- **What is needed**
Reproduce the material below word for word, starting at its first line and ending at the line that contains "verse-line: S'il s'y", with both of those lines included.

──────── Provided information

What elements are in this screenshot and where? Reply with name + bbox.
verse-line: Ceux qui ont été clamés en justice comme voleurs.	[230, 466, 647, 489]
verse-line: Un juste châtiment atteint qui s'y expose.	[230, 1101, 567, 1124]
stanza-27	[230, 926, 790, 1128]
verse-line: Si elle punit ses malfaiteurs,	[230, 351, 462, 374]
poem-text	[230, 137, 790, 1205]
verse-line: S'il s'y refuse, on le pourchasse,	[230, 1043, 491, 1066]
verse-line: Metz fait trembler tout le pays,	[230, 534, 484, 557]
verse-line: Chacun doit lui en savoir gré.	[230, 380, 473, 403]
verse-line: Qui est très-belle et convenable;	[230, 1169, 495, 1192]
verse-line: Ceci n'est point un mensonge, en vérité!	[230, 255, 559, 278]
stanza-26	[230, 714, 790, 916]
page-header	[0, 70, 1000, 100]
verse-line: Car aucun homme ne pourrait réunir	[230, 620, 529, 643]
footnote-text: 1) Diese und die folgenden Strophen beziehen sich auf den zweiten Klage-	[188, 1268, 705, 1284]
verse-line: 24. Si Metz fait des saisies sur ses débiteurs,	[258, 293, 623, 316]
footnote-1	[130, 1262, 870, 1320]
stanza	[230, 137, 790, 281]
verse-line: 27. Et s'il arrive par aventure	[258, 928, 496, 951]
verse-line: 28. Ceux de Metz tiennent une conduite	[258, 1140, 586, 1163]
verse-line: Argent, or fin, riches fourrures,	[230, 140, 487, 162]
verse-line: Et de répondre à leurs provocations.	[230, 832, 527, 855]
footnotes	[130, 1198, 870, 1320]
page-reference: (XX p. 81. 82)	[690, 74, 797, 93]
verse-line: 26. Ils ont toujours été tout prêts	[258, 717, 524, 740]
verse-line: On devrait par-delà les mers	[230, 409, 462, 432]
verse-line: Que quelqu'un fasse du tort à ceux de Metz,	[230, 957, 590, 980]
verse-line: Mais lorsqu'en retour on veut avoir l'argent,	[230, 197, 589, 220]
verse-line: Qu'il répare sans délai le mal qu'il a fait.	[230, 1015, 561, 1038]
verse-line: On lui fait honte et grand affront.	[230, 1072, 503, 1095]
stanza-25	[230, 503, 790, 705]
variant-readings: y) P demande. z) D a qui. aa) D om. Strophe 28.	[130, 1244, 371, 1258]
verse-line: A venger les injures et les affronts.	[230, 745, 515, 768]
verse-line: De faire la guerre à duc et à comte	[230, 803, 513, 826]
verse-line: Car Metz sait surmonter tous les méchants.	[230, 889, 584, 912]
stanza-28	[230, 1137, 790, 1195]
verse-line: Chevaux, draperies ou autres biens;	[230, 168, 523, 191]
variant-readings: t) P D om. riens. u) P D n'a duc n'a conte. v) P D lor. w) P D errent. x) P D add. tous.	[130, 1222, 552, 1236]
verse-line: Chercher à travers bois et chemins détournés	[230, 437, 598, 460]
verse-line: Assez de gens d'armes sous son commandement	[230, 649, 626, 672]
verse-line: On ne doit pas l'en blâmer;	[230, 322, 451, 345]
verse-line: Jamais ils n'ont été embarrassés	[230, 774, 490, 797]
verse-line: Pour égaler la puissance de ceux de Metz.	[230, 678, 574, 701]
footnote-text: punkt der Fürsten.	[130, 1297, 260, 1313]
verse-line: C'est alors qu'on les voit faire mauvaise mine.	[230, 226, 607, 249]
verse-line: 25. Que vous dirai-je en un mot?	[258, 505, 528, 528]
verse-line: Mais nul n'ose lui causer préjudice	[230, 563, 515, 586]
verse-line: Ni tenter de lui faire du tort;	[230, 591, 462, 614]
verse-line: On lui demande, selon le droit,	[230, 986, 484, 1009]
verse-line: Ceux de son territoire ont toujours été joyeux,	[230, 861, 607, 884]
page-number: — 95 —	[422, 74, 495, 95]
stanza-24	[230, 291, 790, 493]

────────────────

- **Finished exercise**
What elements are in this screenshot and where? Reply with name + bbox.
verse-line: Ceux qui ont été clamés en justice comme voleurs.	[230, 466, 647, 489]
verse-line: Un juste châtiment atteint qui s'y expose.	[230, 1101, 567, 1124]
stanza-27	[230, 926, 790, 1128]
verse-line: Si elle punit ses malfaiteurs,	[230, 351, 462, 374]
poem-text	[230, 137, 790, 1205]
verse-line: S'il s'y refuse, on le pourchasse,	[230, 1043, 491, 1066]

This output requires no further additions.